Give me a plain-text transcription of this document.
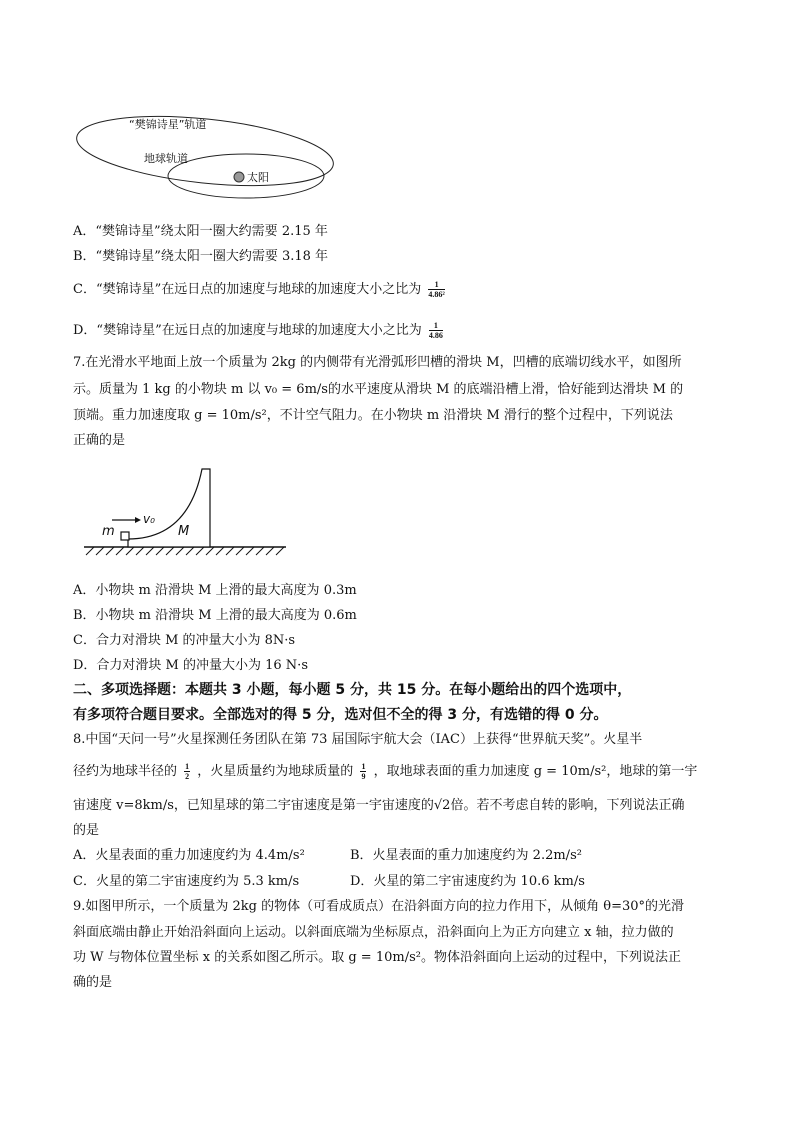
“樊锦诗星”轨道
地球轨道
太阳
A．“樊锦诗星”绕太阳一圈大约需要 2.15 年
B．“樊锦诗星”绕太阳一圈大约需要 3.18 年
C．“樊锦诗星”在远日点的加速度与地球的加速度大小之比为 $\frac{1}{\text{4.86²}}$
D．“樊锦诗星”在远日点的加速度与地球的加速度大小之比为 $\frac{1}{4.86}$
7.在光滑水平地面上放一个质量为 2kg 的内侧带有光滑弧形凹槽的滑块 M，凹槽的底端切线水平，如图所
示。质量为 1 kg 的小物块 m 以 v₀ = 6m/s的水平速度从滑块 M 的底端沿槽上滑，恰好能到达滑块 M 的
顶端。重力加速度取 g = 10m/s²，不计空气阻力。在小物块 m 沿滑块 M 滑行的整个过程中，下列说法
正确的是
m
v₀
M
A．小物块 m 沿滑块 M 上滑的最大高度为 0.3m
B．小物块 m 沿滑块 M 上滑的最大高度为 0.6m
C．合力对滑块 M 的冲量大小为 8N·s
D．合力对滑块 M 的冲量大小为 16 N·s
二、多项选择题：本题共 3 小题，每小题 5 分，共 15 分。在每小题给出的四个选项中，
有多项符合题目要求。全部选对的得 5 分，选对但不全的得 3 分，有选错的得 0 分。
8.中国“天问一号”火星探测任务团队在第 73 届国际宇航大会（IAC）上获得“世界航天奖”。火星半
径约为地球半径的 $\frac{1}{2}$ ，火星质量约为地球质量的 $\frac{1}{9}$ ，取地球表面的重力加速度 g = 10m/s²，地球的第一宇
宙速度 v=8km/s，已知星球的第二宇宙速度是第一宇宙速度的√2倍。若不考虑自转的影响，下列说法正确
的是
A．火星表面的重力加速度约为 4.4m/s²	B．火星表面的重力加速度约为 2.2m/s²
C．火星的第二宇宙速度约为 5.3 km/s	D．火星的第二宇宙速度约为 10.6 km/s
9.如图甲所示，一个质量为 2kg 的物体（可看成质点）在沿斜面方向的拉力作用下，从倾角 θ=30°的光滑
斜面底端由静止开始沿斜面向上运动。以斜面底端为坐标原点，沿斜面向上为正方向建立 x 轴，拉力做的
功 W 与物体位置坐标 x 的关系如图乙所示。取 g = 10m/s²。物体沿斜面向上运动的过程中，下列说法正
确的是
◆ ◆ ◆
**Stated problem**
Determine how many lines in the listing above hold the string "樊锦诗星", then write only the number.

**Output below**
5